| TASK DIRECTIONS |
List each line holding the string "based".

| RECORDS TO USE |

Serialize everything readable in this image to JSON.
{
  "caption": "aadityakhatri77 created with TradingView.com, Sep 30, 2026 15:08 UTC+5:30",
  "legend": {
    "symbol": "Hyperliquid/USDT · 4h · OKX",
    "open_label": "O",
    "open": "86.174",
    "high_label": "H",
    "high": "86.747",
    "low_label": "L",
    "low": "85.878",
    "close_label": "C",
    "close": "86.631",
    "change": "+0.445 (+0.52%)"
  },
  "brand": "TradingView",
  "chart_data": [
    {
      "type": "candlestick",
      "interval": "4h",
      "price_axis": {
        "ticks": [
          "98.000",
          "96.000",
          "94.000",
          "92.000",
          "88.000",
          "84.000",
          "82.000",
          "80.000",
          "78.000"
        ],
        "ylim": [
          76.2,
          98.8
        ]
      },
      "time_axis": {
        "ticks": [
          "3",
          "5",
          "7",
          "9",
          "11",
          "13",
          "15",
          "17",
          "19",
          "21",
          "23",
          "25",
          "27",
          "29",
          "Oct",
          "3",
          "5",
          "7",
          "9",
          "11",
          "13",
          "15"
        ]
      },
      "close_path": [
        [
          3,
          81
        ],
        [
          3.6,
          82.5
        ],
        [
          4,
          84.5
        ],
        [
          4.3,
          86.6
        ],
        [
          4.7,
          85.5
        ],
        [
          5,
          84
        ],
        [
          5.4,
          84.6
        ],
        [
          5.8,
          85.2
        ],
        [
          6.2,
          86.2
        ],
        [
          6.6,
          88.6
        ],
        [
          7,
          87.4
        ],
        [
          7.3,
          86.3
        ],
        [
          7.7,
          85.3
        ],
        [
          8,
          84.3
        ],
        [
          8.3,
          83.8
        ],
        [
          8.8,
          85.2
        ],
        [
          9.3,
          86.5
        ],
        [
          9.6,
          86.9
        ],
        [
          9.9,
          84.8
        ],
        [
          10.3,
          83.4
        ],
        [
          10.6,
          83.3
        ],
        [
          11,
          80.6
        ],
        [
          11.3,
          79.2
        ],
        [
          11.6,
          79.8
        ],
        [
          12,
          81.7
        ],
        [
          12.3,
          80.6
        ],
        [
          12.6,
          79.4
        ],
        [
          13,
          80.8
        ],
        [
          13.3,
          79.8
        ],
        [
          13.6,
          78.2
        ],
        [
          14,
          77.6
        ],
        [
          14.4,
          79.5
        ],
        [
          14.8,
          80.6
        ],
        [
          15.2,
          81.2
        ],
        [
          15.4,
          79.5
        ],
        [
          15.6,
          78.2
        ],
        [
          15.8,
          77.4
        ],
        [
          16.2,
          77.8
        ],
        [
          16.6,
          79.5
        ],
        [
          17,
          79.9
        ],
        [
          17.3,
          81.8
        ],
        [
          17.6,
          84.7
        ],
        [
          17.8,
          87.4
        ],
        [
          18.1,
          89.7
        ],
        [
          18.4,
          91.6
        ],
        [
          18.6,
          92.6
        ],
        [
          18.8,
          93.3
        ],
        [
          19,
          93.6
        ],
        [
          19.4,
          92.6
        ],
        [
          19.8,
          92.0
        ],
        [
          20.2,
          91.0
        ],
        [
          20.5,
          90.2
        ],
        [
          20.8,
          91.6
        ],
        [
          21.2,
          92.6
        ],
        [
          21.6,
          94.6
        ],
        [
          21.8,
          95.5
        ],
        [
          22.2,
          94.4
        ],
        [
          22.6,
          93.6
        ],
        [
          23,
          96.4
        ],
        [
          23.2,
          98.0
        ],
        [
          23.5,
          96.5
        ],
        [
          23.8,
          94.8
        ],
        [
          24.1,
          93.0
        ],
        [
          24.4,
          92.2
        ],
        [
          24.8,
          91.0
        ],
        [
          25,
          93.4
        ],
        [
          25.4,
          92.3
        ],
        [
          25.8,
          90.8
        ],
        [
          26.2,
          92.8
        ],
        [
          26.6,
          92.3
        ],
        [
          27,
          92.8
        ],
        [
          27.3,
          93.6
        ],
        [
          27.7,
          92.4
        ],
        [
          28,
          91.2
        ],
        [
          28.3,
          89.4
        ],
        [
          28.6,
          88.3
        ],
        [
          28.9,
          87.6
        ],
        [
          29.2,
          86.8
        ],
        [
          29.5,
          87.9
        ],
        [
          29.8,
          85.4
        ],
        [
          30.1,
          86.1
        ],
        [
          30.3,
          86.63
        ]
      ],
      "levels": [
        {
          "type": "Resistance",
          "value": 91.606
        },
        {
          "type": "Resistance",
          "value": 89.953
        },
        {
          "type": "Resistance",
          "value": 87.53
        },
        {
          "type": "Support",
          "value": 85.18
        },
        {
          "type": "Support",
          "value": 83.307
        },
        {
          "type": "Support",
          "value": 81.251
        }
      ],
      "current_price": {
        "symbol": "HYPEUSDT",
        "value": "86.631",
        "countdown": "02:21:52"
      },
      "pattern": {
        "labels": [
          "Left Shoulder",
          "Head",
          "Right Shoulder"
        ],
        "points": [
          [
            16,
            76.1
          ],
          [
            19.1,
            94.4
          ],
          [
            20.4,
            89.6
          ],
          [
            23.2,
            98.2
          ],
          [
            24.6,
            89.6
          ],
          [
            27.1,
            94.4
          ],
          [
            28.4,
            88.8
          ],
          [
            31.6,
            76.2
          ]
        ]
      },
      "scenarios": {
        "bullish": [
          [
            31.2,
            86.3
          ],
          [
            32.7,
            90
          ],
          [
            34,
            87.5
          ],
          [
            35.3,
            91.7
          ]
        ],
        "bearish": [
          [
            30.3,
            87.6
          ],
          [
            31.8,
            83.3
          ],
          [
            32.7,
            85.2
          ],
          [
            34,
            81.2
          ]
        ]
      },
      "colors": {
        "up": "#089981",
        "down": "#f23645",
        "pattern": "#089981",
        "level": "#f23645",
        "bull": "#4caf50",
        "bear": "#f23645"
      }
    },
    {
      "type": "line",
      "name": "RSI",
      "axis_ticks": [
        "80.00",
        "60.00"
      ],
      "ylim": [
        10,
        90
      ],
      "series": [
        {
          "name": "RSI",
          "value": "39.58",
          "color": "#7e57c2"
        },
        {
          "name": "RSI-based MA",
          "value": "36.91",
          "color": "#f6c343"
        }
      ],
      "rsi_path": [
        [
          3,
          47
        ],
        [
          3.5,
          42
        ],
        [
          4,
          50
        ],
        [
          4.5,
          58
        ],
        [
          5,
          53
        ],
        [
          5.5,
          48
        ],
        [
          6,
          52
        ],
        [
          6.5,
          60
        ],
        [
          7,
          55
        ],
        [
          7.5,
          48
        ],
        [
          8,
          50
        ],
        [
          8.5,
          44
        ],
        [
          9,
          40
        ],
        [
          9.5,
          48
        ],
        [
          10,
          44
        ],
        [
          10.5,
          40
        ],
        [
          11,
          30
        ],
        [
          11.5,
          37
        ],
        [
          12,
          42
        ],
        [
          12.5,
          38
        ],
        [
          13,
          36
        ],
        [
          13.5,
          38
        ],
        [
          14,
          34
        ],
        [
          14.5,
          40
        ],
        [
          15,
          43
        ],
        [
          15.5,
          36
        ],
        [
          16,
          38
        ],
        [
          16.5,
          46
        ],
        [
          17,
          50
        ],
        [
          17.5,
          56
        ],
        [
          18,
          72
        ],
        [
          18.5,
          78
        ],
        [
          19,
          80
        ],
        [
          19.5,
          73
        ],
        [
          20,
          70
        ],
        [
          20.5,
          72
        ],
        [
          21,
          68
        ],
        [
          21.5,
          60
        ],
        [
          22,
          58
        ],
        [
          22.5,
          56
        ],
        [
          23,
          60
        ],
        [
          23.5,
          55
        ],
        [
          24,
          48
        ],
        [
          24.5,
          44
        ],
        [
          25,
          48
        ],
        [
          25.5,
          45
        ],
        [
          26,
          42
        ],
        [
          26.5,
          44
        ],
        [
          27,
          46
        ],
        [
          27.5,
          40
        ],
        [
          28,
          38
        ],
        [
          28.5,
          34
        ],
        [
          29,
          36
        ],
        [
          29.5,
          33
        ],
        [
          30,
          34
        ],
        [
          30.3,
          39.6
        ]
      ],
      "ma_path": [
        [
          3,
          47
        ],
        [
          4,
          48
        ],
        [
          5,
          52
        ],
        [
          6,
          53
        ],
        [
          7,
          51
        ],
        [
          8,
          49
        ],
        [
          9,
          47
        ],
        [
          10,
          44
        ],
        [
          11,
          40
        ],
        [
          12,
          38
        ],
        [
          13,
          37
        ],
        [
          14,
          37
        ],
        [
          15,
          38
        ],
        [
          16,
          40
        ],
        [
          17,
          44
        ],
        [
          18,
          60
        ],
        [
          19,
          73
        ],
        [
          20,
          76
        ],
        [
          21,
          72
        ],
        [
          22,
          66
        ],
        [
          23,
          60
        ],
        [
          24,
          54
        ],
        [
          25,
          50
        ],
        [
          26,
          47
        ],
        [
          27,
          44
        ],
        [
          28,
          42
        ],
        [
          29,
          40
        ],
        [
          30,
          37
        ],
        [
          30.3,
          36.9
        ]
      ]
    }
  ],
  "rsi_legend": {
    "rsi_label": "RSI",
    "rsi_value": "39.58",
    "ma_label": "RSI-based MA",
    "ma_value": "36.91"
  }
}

| ANSWER TO THIS EXERCISE |
          "name": "RSI-based MA",
    "ma_label": "RSI-based MA",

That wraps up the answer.